◆ YOUR OBJECTIVE
Return only the count of lines in which the word "hospitalité" appears.

◆ RECORDS SUPPLIED
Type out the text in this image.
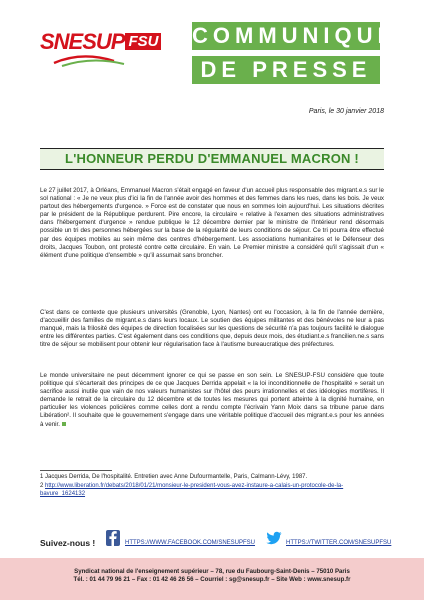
SNESUP FSU COMMUNIQUÉ
DE PRESSE
Paris, le 30 janvier 2018
L'HONNEUR PERDU D'EMMANUEL MACRON !

Le 27 juillet 2017, à Orléans, Emmanuel Macron s'était engagé en faveur d'un accueil plus responsable des migrant.e.s sur le sol national : « Je ne veux plus d'ici la fin de l'année avoir des hommes et des femmes dans les rues, dans les bois. Je veux partout des hébergements d'urgence. » Force est de constater que nous en sommes loin aujourd'hui. Les situations décrites par le président de la République perdurent. Pire encore, la circulaire « relative à l'examen des situations administratives dans l'hébergement d'urgence » rendue publique le 12 décembre dernier par le ministre de l'Intérieur rend désormais possible un tri des personnes hébergées sur la base de la régularité de leurs conditions de séjour. Ce tri pourra être effectué par des équipes mobiles au sein même des centres d'hébergement. Les associations humanitaires et le Défenseur des droits, Jacques Toubon, ont protesté contre cette circulaire. En vain. Le Premier ministre a considéré qu'il s'agissait d'un « élément d'une politique d'ensemble » qu'il assumait sans broncher.

C'est dans ce contexte que plusieurs universités (Grenoble, Lyon, Nantes) ont eu l'occasion, à la fin de l'année dernière, d'accueillir des familles de migrant.e.s dans leurs locaux. Le soutien des équipes militantes et des bénévoles ne leur a pas manqué, mais la frilosité des équipes de direction focalisées sur les questions de sécurité n'a pas toujours facilité le dialogue entre les différentes parties. C'est également dans ces conditions que, depuis deux mois, des étudiant.e.s francilien.ne.s sans titre de séjour se mobilisent pour obtenir leur régularisation face à l'autisme bureaucratique des préfectures.

Le monde universitaire ne peut décemment ignorer ce qui se passe en son sein. Le SNESUP-FSU considère que toute politique qui s'écarterait des principes de ce que Jacques Derrida appelait « la loi inconditionnelle de l'hospitalité » serait un sacrifice aussi inutile que vain de nos valeurs humanistes sur l'hôtel des peurs irrationnelles et des idéologies mortifères. Il demande le retrait de la circulaire du 12 décembre et de toutes les mesures qui portent atteinte à la dignité humaine, en particulier les violences policières comme celles dont a rendu compte l'écrivain Yann Moix dans sa tribune parue dans Libération². Il souhaite que le gouvernement s'engage dans une véritable politique d'accueil des migrant.e.s pour les années à venir.

1 Jacques Derrida, De l'hospitalité. Entretien avec Anne Dufourmantelle, Paris, Calmann-Lévy, 1987.

2 http://www.liberation.fr/debats/2018/01/21/monsieur-le-president-vous-avez-instaure-a-calais-un-protocole-de-la-bavure_1624132

Suivez-nous !	HTTPS://WWW.FACEBOOK.COM/SNESUPFSU	HTTPS://TWITTER.COM/SNESUPFSU
Syndicat national de l'enseignement supérieur – 78, rue du Faubourg-Saint-Denis – 75010 Paris
Tél. : 01 44 79 96 21 – Fax : 01 42 46 26 56 – Courriel : sg@snesup.fr – Site Web : www.snesup.fr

◆ WRITTEN RESPONSE
2